_Required task_
In the entries below, find every line with "memory" and copy it.

_Provided information_

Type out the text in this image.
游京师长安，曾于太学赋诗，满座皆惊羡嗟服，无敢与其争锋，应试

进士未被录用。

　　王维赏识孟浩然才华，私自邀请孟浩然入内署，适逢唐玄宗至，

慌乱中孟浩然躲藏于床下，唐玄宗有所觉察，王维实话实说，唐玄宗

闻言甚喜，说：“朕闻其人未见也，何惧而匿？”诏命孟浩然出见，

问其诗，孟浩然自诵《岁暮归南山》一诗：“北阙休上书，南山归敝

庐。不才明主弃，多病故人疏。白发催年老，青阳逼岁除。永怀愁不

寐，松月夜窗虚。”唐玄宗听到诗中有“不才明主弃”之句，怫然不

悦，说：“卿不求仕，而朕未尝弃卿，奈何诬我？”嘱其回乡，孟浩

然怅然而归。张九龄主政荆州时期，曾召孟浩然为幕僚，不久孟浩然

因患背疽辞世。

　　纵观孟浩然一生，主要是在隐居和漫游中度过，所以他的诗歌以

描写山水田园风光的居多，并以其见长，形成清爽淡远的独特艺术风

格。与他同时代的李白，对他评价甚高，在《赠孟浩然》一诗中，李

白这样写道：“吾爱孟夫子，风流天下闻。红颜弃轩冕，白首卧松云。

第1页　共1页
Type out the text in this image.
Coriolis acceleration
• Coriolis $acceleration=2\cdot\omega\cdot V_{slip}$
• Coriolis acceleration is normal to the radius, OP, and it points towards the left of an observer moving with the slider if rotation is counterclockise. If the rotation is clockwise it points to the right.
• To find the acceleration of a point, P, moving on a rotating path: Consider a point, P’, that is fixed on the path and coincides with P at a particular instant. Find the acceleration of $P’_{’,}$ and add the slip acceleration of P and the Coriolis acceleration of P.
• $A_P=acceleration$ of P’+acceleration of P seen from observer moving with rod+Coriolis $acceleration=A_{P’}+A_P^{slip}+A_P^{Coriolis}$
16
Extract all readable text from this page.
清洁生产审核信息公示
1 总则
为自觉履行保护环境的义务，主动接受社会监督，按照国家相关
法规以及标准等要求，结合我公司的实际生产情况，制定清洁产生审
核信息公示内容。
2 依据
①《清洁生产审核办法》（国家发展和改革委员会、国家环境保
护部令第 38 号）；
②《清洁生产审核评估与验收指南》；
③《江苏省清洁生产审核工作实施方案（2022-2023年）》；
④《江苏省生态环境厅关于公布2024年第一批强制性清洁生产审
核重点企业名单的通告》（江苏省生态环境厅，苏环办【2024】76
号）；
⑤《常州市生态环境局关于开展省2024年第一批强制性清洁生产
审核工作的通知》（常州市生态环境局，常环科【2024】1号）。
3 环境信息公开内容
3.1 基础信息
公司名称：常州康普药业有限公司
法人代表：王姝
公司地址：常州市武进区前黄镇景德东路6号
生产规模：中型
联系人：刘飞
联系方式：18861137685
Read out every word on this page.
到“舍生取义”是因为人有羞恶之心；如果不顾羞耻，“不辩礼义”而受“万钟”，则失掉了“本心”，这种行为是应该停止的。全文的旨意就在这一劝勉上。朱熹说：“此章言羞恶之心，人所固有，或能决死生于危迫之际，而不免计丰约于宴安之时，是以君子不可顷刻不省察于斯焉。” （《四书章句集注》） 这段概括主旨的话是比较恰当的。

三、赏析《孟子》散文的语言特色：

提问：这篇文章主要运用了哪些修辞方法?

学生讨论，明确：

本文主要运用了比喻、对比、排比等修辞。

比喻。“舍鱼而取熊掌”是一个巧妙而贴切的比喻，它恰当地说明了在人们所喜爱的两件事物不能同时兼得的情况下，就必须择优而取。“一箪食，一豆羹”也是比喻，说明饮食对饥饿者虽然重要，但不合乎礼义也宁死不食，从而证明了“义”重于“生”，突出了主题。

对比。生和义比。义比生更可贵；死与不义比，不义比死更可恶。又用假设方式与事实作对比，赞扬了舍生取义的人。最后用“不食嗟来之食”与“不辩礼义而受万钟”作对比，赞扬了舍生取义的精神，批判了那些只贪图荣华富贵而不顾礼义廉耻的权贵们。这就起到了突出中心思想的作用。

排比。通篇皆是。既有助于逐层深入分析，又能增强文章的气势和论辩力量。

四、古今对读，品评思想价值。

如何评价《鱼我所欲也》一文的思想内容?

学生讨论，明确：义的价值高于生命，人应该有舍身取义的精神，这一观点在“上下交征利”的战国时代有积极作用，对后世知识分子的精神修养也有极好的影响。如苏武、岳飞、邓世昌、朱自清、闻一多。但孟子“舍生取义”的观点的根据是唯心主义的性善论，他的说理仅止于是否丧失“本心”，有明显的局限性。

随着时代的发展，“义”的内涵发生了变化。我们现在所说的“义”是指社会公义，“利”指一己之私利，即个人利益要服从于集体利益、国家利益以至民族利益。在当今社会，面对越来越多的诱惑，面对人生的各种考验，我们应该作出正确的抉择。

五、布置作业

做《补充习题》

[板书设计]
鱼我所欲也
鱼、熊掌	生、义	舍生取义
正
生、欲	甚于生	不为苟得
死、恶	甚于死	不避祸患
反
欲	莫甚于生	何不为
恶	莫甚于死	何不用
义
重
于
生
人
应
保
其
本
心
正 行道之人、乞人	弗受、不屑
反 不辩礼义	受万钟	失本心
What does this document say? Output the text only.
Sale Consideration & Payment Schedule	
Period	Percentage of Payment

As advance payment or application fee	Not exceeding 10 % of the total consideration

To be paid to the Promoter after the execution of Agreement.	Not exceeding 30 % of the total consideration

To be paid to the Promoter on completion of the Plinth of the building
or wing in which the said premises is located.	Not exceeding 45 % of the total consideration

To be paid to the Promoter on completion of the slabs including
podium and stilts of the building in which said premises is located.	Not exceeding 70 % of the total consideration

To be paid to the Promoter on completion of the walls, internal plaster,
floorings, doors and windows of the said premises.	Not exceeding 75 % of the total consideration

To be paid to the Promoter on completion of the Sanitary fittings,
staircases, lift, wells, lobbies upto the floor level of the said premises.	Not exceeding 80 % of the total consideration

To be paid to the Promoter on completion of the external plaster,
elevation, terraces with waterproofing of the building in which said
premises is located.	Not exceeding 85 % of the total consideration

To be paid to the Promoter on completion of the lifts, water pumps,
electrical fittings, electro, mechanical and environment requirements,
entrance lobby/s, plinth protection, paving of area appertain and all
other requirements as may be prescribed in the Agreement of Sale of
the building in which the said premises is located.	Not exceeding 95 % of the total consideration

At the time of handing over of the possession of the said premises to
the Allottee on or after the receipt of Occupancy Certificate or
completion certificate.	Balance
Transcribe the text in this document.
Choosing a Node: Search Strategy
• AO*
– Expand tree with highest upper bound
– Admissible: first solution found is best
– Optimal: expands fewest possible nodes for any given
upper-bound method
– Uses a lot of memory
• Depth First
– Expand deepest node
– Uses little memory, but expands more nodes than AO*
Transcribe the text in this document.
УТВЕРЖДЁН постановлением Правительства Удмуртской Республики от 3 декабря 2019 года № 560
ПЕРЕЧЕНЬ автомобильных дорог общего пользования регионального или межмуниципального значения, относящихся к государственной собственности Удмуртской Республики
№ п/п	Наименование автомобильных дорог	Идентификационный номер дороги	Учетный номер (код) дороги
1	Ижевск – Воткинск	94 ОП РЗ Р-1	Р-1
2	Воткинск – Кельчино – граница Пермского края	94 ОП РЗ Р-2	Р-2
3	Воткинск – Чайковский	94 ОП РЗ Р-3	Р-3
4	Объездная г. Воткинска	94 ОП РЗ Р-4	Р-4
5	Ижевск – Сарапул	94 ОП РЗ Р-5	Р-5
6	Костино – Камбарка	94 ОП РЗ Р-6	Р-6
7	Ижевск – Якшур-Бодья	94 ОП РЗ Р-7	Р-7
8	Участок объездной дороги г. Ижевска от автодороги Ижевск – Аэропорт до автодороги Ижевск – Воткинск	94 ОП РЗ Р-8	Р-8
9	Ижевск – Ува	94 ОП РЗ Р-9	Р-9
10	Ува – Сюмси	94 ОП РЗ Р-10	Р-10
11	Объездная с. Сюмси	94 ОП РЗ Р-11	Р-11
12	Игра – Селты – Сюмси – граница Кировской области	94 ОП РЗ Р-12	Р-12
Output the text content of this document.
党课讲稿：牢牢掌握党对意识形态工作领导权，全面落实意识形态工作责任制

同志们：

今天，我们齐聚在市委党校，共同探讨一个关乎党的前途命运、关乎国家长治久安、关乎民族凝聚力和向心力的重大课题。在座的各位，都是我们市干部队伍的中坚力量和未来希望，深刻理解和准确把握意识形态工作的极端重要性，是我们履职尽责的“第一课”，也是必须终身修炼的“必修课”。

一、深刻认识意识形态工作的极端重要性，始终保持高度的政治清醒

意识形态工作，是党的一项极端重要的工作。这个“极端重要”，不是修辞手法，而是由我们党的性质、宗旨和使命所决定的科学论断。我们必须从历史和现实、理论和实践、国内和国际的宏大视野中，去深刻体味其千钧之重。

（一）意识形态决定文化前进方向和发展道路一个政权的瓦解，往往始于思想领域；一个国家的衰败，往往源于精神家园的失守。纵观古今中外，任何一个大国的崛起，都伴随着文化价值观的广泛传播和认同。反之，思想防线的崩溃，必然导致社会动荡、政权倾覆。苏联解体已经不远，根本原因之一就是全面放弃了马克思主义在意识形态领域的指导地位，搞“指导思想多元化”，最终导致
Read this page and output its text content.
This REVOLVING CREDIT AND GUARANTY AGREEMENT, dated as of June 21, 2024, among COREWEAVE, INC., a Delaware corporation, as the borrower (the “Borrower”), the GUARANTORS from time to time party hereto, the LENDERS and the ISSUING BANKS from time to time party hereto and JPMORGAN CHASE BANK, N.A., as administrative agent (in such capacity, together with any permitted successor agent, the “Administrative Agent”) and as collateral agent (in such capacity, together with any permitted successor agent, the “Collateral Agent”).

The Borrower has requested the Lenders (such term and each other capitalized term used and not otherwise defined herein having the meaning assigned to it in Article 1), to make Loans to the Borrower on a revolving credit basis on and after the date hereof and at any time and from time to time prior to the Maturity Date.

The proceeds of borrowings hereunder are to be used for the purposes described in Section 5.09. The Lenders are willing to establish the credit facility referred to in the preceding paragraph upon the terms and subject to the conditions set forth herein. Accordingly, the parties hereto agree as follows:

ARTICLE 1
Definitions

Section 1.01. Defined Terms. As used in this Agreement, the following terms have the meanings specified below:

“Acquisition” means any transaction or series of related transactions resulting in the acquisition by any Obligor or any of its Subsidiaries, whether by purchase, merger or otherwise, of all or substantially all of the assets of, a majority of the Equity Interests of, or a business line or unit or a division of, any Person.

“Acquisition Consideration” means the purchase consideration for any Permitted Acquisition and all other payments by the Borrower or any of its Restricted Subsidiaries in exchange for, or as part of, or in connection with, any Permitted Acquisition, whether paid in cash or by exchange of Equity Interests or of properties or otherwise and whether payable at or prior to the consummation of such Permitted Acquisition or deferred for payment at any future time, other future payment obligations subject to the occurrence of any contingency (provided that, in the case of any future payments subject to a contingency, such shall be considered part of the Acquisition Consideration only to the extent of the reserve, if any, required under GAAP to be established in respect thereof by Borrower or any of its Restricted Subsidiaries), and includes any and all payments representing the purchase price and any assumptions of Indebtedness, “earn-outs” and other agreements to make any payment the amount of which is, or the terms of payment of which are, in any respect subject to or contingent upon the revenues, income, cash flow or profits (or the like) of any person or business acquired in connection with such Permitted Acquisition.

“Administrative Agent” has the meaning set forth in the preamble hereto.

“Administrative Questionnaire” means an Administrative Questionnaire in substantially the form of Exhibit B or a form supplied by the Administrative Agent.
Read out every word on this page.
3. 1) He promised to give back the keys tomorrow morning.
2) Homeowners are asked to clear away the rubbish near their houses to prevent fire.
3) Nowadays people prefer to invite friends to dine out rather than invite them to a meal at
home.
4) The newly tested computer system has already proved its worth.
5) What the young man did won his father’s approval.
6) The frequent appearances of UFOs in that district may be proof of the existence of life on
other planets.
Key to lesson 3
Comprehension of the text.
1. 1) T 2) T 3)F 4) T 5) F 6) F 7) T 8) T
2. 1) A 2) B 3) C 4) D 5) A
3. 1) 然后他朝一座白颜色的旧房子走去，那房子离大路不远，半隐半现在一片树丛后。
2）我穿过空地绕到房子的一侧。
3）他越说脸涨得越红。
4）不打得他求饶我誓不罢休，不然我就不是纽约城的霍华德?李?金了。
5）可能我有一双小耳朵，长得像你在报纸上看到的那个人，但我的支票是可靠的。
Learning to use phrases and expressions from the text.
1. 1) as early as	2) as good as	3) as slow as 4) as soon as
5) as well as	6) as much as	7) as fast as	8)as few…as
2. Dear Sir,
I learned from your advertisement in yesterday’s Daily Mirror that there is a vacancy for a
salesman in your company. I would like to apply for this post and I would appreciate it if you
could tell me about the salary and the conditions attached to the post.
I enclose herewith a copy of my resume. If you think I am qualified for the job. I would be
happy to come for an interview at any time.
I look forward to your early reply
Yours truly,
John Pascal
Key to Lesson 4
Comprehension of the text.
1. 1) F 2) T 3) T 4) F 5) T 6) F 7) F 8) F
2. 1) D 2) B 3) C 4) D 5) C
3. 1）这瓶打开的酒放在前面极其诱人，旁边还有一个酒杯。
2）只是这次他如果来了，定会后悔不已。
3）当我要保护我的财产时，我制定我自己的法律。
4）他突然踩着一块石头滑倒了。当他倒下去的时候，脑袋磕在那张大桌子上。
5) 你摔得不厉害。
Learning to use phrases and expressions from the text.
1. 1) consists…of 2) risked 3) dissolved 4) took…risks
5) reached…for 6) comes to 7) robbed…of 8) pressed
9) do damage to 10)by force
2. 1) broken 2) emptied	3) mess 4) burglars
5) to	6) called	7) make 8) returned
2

_The solution_
– Uses a lot of memory
– Uses little memory, but expands more nodes than AO*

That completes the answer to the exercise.